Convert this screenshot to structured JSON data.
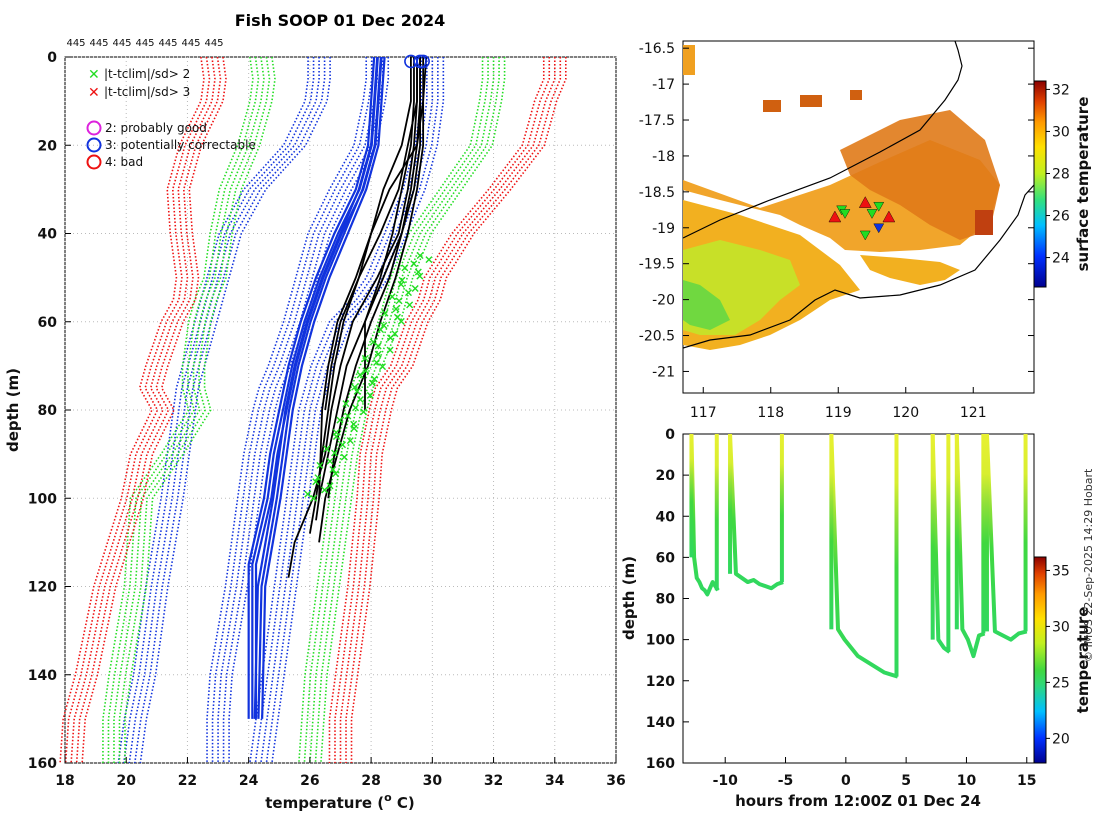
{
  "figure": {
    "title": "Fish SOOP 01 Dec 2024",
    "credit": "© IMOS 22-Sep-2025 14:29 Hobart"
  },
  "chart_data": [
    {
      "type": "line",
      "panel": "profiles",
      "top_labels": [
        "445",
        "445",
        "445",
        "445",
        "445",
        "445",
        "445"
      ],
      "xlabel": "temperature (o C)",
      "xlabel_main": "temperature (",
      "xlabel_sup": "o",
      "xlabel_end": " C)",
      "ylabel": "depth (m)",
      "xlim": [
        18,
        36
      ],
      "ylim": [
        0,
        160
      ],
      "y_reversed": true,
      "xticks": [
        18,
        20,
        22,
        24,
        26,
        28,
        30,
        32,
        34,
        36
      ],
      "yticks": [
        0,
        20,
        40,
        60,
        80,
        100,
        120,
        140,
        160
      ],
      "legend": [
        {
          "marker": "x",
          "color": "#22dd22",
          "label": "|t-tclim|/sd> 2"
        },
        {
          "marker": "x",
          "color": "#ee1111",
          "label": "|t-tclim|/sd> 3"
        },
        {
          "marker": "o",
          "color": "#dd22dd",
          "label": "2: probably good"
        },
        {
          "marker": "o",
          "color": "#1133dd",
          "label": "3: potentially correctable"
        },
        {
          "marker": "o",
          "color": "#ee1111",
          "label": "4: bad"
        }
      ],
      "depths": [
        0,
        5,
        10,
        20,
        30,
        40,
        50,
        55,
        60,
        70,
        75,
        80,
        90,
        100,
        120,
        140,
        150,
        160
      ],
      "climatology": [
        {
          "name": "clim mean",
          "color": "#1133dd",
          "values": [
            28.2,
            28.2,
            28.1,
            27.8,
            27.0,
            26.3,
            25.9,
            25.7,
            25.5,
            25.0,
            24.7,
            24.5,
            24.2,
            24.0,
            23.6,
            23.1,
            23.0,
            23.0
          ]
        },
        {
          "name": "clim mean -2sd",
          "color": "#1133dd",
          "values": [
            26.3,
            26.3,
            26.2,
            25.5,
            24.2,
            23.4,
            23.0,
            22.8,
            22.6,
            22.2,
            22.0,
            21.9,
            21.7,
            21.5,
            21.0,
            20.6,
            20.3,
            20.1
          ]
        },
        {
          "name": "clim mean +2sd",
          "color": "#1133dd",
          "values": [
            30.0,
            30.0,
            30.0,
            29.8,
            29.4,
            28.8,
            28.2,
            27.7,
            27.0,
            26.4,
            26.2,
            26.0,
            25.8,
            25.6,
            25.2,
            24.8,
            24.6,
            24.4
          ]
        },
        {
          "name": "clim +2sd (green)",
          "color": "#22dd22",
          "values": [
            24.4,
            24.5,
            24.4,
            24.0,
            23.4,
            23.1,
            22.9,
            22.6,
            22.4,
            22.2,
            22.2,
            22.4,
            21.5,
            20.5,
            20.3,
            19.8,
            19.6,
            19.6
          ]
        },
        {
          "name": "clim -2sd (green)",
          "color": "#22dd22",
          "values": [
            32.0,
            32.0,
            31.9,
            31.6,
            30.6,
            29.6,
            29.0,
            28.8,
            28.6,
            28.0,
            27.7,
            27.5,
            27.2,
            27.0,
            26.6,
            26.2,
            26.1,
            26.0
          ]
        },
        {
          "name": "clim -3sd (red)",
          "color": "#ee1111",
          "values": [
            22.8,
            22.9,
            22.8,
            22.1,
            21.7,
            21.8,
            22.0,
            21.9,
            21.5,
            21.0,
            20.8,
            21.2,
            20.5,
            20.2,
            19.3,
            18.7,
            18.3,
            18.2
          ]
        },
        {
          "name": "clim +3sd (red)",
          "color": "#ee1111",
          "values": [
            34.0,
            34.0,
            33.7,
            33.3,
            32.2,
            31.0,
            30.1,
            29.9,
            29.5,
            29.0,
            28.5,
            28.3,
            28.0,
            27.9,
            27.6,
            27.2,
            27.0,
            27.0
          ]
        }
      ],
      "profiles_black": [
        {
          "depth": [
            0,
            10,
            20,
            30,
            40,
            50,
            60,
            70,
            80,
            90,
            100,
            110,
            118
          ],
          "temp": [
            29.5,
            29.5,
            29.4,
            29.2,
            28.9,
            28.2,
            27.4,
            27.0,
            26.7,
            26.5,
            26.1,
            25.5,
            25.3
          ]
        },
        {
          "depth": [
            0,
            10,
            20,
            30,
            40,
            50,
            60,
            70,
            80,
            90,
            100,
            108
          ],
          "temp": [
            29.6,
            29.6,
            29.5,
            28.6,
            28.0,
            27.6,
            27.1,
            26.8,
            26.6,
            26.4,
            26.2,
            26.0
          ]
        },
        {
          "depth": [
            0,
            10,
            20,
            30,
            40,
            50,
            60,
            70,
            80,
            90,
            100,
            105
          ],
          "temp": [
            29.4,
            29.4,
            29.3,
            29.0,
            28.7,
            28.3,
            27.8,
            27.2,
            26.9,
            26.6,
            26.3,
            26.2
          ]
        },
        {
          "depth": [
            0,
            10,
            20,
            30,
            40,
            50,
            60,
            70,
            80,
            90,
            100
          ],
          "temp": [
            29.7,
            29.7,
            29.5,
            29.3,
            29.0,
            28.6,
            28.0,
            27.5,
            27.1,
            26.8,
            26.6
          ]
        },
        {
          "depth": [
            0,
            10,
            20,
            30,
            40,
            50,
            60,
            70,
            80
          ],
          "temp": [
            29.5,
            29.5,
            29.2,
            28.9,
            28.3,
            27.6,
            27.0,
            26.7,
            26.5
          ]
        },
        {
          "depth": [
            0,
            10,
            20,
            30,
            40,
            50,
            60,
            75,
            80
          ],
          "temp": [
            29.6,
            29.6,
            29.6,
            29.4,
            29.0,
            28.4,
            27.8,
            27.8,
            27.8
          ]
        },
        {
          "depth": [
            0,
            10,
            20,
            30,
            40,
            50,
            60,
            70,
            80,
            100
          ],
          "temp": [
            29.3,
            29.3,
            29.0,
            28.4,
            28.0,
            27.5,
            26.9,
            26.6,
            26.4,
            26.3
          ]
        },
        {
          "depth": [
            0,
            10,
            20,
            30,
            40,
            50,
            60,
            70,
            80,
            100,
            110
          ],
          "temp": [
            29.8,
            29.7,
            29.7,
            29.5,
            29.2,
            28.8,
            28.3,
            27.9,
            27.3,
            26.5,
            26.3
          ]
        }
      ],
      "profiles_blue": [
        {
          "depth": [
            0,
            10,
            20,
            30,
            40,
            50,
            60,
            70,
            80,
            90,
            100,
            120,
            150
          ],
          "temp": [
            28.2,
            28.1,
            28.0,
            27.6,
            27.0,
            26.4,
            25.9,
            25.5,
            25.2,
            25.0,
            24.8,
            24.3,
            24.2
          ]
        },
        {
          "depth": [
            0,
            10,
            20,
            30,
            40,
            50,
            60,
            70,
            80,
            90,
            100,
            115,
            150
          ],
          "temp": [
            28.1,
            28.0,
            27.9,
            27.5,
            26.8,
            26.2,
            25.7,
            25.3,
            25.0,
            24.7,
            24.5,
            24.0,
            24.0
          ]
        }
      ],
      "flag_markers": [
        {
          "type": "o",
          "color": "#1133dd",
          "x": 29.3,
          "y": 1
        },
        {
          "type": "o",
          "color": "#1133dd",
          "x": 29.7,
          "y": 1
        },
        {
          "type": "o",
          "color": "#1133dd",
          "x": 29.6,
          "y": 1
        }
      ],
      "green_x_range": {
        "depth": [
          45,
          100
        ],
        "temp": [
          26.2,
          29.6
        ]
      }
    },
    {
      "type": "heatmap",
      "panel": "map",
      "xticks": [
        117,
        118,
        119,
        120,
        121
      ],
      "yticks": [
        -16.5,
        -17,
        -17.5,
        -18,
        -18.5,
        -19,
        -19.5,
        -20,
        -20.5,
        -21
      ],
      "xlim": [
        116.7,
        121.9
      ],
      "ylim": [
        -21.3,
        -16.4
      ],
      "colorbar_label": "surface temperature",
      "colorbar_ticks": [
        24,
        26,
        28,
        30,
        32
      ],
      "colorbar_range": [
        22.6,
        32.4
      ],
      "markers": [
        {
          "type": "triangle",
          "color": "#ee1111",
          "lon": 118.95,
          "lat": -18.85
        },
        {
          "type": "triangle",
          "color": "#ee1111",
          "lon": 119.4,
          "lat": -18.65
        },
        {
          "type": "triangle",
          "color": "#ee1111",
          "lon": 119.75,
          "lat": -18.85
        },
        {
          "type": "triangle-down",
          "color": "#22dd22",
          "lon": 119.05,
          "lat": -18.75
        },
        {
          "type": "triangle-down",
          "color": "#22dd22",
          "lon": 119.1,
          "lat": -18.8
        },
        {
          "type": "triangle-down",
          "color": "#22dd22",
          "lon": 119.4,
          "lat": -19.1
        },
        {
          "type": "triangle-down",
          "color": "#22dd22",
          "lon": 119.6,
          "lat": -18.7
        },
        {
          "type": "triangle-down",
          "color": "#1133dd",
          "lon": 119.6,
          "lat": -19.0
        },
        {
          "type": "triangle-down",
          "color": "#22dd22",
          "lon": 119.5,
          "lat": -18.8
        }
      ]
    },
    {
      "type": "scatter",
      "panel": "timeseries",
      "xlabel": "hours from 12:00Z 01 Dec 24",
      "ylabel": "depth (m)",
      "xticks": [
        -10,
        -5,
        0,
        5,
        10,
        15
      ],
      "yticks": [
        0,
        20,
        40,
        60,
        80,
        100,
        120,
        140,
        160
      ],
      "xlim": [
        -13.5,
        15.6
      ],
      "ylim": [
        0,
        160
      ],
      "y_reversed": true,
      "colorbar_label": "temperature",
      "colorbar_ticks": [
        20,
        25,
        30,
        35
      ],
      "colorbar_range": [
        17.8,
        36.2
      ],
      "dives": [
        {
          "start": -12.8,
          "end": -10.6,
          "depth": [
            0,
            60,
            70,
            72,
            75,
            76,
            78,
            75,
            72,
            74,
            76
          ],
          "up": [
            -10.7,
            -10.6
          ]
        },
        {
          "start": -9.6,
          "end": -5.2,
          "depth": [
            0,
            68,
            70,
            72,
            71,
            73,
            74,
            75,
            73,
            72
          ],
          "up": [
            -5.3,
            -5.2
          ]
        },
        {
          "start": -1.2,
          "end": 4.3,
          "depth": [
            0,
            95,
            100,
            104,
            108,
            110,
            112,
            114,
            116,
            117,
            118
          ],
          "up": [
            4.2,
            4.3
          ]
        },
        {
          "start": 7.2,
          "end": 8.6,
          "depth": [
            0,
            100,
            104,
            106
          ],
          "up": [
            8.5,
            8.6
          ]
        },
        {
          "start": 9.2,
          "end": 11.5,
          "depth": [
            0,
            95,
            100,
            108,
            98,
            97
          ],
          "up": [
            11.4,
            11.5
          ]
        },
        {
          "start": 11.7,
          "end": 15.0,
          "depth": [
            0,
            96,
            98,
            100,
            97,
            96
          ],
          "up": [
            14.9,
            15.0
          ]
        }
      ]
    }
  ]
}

- **WHAT YOU SHOULD DO**
Tally how many lines of the records hold the word "temperature". Answer with the number only.

- **ANSWER TO THIS TASK**
4